[Entries from a visual dataset]
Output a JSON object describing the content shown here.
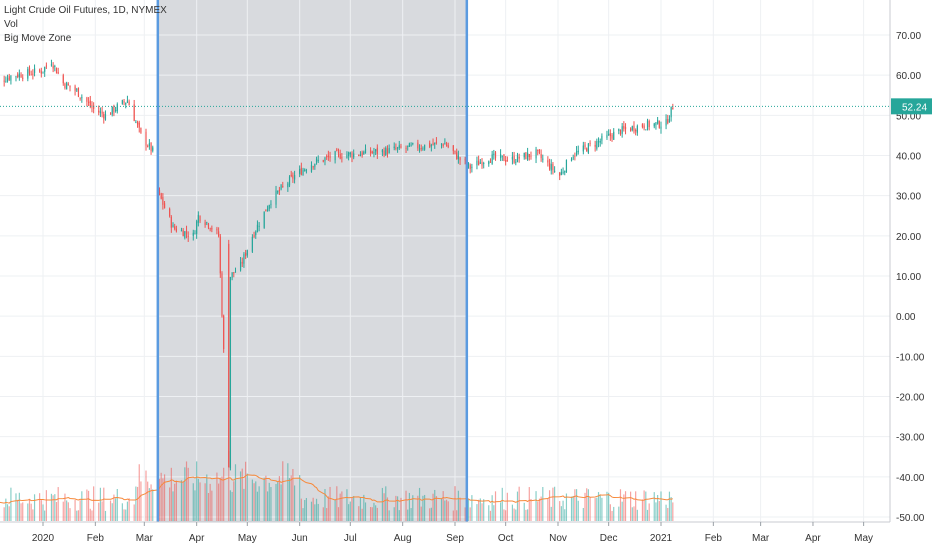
{
  "legend": {
    "symbol": "Light Crude Oil Futures, 1D, NYMEX",
    "vol": "Vol",
    "indicator": "Big Move Zone"
  },
  "colors": {
    "up": "#26a69a",
    "down": "#ef5350",
    "zone_fill": "#d6d8dc",
    "zone_border": "#5b9be0",
    "last_price_bg": "#26a69a",
    "vol_ma": "#f7893b",
    "grid": "#eef0f3"
  },
  "chart_data": {
    "type": "candlestick",
    "title": "Light Crude Oil Futures, 1D, NYMEX",
    "ylim": [
      -50,
      80
    ],
    "y_ticks": [
      "70.00",
      "60.00",
      "50.00",
      "40.00",
      "30.00",
      "20.00",
      "10.00",
      "0.00",
      "-10.00",
      "-20.00",
      "-30.00",
      "-40.00",
      "-50.00"
    ],
    "last_price": "52.24",
    "x_ticks": [
      "2020",
      "Feb",
      "Mar",
      "Apr",
      "May",
      "Jun",
      "Jul",
      "Aug",
      "Sep",
      "Oct",
      "Nov",
      "Dec",
      "2021",
      "Feb",
      "Mar",
      "Apr",
      "May"
    ],
    "x_range": [
      "2019-12-01",
      "2021-06-01"
    ],
    "highlight_zone": {
      "start": "2020-03-09",
      "end": "2020-09-08",
      "label": "Big Move Zone"
    },
    "price_path": [
      {
        "date": "2019-12-01",
        "close": 58
      },
      {
        "date": "2019-12-15",
        "close": 60
      },
      {
        "date": "2019-12-31",
        "close": 61
      },
      {
        "date": "2020-01-06",
        "close": 63.5
      },
      {
        "date": "2020-01-13",
        "close": 58
      },
      {
        "date": "2020-01-21",
        "close": 56
      },
      {
        "date": "2020-01-31",
        "close": 51.5
      },
      {
        "date": "2020-02-07",
        "close": 50
      },
      {
        "date": "2020-02-20",
        "close": 53.8
      },
      {
        "date": "2020-02-28",
        "close": 45
      },
      {
        "date": "2020-03-06",
        "close": 41
      },
      {
        "date": "2020-03-09",
        "close": 31
      },
      {
        "date": "2020-03-18",
        "close": 22
      },
      {
        "date": "2020-03-30",
        "close": 20
      },
      {
        "date": "2020-04-02",
        "close": 25
      },
      {
        "date": "2020-04-08",
        "close": 23
      },
      {
        "date": "2020-04-14",
        "close": 20
      },
      {
        "date": "2020-04-20",
        "close": -37.6
      },
      {
        "date": "2020-04-21",
        "close": 10
      },
      {
        "date": "2020-04-27",
        "close": 12.5
      },
      {
        "date": "2020-05-04",
        "close": 20
      },
      {
        "date": "2020-05-15",
        "close": 29
      },
      {
        "date": "2020-05-29",
        "close": 35
      },
      {
        "date": "2020-06-08",
        "close": 38
      },
      {
        "date": "2020-06-22",
        "close": 40
      },
      {
        "date": "2020-07-06",
        "close": 40.5
      },
      {
        "date": "2020-07-20",
        "close": 41
      },
      {
        "date": "2020-08-05",
        "close": 42
      },
      {
        "date": "2020-08-26",
        "close": 43
      },
      {
        "date": "2020-09-04",
        "close": 39
      },
      {
        "date": "2020-09-10",
        "close": 37
      },
      {
        "date": "2020-09-21",
        "close": 39.5
      },
      {
        "date": "2020-10-05",
        "close": 39
      },
      {
        "date": "2020-10-19",
        "close": 40.5
      },
      {
        "date": "2020-11-02",
        "close": 35
      },
      {
        "date": "2020-11-09",
        "close": 40
      },
      {
        "date": "2020-11-23",
        "close": 43
      },
      {
        "date": "2020-12-07",
        "close": 46
      },
      {
        "date": "2020-12-21",
        "close": 47.5
      },
      {
        "date": "2021-01-04",
        "close": 48
      },
      {
        "date": "2021-01-08",
        "close": 52.2
      }
    ]
  }
}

Written exercise ::
Pictures stay out; reproduce every line of the records exactly.

Result below ::
Output a JSON object describing the content shown here.
{
  "legend": {
    "symbol": "Light Crude Oil Futures, 1D, NYMEX",
    "vol": "Vol",
    "indicator": "Big Move Zone"
  },
  "colors": {
    "up": "#26a69a",
    "down": "#ef5350",
    "zone_fill": "#d6d8dc",
    "zone_border": "#5b9be0",
    "last_price_bg": "#26a69a",
    "vol_ma": "#f7893b",
    "grid": "#eef0f3"
  },
  "chart_data": {
    "type": "candlestick",
    "title": "Light Crude Oil Futures, 1D, NYMEX",
    "ylim": [
      -50,
      80
    ],
    "y_ticks": [
      "70.00",
      "60.00",
      "50.00",
      "40.00",
      "30.00",
      "20.00",
      "10.00",
      "0.00",
      "-10.00",
      "-20.00",
      "-30.00",
      "-40.00",
      "-50.00"
    ],
    "last_price": "52.24",
    "x_ticks": [
      "2020",
      "Feb",
      "Mar",
      "Apr",
      "May",
      "Jun",
      "Jul",
      "Aug",
      "Sep",
      "Oct",
      "Nov",
      "Dec",
      "2021",
      "Feb",
      "Mar",
      "Apr",
      "May"
    ],
    "x_range": [
      "2019-12-01",
      "2021-06-01"
    ],
    "highlight_zone": {
      "start": "2020-03-09",
      "end": "2020-09-08",
      "label": "Big Move Zone"
    },
    "price_path": [
      {
        "date": "2019-12-01",
        "close": 58
      },
      {
        "date": "2019-12-15",
        "close": 60
      },
      {
        "date": "2019-12-31",
        "close": 61
      },
      {
        "date": "2020-01-06",
        "close": 63.5
      },
      {
        "date": "2020-01-13",
        "close": 58
      },
      {
        "date": "2020-01-21",
        "close": 56
      },
      {
        "date": "2020-01-31",
        "close": 51.5
      },
      {
        "date": "2020-02-07",
        "close": 50
      },
      {
        "date": "2020-02-20",
        "close": 53.8
      },
      {
        "date": "2020-02-28",
        "close": 45
      },
      {
        "date": "2020-03-06",
        "close": 41
      },
      {
        "date": "2020-03-09",
        "close": 31
      },
      {
        "date": "2020-03-18",
        "close": 22
      },
      {
        "date": "2020-03-30",
        "close": 20
      },
      {
        "date": "2020-04-02",
        "close": 25
      },
      {
        "date": "2020-04-08",
        "close": 23
      },
      {
        "date": "2020-04-14",
        "close": 20
      },
      {
        "date": "2020-04-20",
        "close": -37.6
      },
      {
        "date": "2020-04-21",
        "close": 10
      },
      {
        "date": "2020-04-27",
        "close": 12.5
      },
      {
        "date": "2020-05-04",
        "close": 20
      },
      {
        "date": "2020-05-15",
        "close": 29
      },
      {
        "date": "2020-05-29",
        "close": 35
      },
      {
        "date": "2020-06-08",
        "close": 38
      },
      {
        "date": "2020-06-22",
        "close": 40
      },
      {
        "date": "2020-07-06",
        "close": 40.5
      },
      {
        "date": "2020-07-20",
        "close": 41
      },
      {
        "date": "2020-08-05",
        "close": 42
      },
      {
        "date": "2020-08-26",
        "close": 43
      },
      {
        "date": "2020-09-04",
        "close": 39
      },
      {
        "date": "2020-09-10",
        "close": 37
      },
      {
        "date": "2020-09-21",
        "close": 39.5
      },
      {
        "date": "2020-10-05",
        "close": 39
      },
      {
        "date": "2020-10-19",
        "close": 40.5
      },
      {
        "date": "2020-11-02",
        "close": 35
      },
      {
        "date": "2020-11-09",
        "close": 40
      },
      {
        "date": "2020-11-23",
        "close": 43
      },
      {
        "date": "2020-12-07",
        "close": 46
      },
      {
        "date": "2020-12-21",
        "close": 47.5
      },
      {
        "date": "2021-01-04",
        "close": 48
      },
      {
        "date": "2021-01-08",
        "close": 52.2
      }
    ]
  }
}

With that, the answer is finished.